__Exercise prompt__: Collect every line below that contains the word "value".

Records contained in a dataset
#####
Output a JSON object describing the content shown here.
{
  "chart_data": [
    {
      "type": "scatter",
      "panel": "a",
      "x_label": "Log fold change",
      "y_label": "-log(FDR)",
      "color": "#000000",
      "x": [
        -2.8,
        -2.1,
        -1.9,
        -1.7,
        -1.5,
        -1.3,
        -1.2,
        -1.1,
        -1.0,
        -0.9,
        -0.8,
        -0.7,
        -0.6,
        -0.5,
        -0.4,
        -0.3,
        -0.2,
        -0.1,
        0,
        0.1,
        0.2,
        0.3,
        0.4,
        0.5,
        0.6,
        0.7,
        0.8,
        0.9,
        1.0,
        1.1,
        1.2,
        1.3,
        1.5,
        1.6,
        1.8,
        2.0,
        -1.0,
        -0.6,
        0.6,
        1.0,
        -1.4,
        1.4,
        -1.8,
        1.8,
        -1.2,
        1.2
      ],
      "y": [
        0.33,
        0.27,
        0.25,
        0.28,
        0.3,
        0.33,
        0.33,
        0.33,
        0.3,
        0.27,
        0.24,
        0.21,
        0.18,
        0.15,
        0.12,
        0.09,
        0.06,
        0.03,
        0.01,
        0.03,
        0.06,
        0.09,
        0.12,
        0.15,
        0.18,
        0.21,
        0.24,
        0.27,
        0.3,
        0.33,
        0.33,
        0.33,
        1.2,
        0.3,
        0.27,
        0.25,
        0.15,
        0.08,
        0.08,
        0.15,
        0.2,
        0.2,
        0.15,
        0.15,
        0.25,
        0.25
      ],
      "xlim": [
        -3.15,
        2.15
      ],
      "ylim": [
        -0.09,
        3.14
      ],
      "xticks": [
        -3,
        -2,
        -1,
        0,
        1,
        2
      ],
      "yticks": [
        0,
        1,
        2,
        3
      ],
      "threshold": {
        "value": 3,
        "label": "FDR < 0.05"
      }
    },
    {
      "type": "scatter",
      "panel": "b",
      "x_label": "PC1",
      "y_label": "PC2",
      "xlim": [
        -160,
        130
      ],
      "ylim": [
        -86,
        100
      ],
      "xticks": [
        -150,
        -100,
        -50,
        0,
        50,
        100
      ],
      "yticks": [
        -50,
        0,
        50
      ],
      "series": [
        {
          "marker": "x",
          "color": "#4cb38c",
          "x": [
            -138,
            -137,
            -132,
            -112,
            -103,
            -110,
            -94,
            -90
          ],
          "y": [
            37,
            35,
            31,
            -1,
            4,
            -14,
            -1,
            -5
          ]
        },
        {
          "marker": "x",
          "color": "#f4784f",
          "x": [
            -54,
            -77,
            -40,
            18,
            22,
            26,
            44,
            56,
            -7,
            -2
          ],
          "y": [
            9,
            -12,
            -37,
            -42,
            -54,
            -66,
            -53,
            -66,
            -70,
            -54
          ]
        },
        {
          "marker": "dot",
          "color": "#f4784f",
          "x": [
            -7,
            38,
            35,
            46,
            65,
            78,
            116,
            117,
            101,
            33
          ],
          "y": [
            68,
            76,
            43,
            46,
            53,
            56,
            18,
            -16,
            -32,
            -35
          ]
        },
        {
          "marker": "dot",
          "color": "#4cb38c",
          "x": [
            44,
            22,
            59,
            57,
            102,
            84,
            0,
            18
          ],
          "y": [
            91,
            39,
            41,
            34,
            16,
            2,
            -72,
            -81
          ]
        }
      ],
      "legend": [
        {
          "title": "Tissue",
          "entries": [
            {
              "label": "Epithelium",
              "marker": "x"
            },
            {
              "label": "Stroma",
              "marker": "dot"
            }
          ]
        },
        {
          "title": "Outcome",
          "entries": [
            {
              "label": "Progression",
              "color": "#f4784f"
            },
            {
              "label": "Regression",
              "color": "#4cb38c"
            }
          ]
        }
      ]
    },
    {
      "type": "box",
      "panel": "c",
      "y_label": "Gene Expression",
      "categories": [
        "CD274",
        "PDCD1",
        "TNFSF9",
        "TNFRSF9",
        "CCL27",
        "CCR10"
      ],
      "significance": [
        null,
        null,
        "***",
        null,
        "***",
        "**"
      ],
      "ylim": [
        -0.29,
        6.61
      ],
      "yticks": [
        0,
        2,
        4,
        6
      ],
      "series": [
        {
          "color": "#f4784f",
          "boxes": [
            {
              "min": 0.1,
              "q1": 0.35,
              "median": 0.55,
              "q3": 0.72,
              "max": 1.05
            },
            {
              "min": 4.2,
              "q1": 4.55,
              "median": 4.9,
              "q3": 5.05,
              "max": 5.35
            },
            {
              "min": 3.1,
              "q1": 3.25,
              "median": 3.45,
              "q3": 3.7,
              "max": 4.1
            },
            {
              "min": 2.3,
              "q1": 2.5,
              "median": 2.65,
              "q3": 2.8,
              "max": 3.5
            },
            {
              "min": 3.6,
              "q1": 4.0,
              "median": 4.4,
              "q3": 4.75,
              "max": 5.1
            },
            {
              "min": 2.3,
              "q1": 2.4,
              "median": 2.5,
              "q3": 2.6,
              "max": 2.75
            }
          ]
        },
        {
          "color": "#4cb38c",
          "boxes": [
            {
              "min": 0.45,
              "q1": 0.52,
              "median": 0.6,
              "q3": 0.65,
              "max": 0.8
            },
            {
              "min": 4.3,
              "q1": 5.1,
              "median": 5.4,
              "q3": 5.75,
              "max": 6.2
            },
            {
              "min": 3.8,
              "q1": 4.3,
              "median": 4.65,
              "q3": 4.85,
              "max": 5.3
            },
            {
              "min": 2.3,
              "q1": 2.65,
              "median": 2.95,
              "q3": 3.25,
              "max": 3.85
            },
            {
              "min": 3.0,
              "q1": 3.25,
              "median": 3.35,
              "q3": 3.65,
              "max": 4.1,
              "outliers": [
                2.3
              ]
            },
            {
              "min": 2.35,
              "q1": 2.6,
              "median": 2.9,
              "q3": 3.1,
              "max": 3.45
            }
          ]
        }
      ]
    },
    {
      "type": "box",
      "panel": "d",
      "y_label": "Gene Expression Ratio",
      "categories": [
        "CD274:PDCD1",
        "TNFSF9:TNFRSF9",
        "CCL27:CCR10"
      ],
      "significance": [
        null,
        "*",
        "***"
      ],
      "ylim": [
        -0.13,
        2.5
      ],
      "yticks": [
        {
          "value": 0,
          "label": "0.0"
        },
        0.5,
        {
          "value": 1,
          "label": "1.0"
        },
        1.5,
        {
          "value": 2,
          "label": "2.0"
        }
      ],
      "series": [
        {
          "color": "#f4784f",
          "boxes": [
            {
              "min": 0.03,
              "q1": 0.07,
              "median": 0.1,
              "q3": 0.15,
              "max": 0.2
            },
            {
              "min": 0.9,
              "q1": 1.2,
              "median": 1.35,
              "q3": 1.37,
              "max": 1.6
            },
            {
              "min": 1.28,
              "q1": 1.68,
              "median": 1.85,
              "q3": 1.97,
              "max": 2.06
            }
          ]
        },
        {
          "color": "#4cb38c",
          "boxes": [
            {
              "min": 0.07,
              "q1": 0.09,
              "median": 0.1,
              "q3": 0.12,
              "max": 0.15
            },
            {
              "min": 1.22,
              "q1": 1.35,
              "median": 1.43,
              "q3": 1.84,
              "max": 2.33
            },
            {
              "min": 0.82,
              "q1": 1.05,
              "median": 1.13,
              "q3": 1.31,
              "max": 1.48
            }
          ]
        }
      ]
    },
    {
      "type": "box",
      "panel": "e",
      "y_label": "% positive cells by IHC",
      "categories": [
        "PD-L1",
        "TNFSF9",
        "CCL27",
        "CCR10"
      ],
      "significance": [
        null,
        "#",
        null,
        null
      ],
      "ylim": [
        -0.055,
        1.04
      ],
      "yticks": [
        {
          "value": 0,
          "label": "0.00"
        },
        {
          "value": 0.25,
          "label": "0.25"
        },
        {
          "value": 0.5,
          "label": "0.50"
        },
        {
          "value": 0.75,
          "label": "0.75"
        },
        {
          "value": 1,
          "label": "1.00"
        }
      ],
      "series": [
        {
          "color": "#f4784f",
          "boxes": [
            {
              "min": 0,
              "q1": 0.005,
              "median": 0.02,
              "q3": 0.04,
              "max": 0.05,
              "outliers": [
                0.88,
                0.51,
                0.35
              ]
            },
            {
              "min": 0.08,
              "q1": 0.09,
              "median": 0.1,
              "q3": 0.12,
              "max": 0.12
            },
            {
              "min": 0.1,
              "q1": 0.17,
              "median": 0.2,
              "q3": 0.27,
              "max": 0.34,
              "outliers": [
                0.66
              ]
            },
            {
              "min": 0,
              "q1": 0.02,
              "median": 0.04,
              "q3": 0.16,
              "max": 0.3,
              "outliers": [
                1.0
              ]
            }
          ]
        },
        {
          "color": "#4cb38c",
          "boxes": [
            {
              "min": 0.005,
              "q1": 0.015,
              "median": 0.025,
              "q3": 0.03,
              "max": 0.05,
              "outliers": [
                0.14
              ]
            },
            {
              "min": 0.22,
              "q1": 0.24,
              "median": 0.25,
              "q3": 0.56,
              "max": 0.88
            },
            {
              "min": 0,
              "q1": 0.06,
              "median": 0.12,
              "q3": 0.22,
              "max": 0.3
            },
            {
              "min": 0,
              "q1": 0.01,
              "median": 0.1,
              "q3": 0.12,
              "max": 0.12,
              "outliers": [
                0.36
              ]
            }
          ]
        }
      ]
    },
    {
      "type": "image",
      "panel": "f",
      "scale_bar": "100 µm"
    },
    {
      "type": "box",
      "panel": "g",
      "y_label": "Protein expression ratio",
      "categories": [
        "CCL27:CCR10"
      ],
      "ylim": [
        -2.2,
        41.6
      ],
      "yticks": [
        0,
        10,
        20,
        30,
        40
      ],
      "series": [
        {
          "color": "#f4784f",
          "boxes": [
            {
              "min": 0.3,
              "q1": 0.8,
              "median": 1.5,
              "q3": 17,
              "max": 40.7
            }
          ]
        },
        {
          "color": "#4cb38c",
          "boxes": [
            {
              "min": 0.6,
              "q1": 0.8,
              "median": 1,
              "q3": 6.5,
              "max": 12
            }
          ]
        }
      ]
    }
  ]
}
#####
__Response__:
        "value": 3,
          "value": 0,
          "value": 1,
          "value": 2,
          "value": 0,
          "value": 0.25,
          "value": 0.5,
          "value": 0.75,
          "value": 1,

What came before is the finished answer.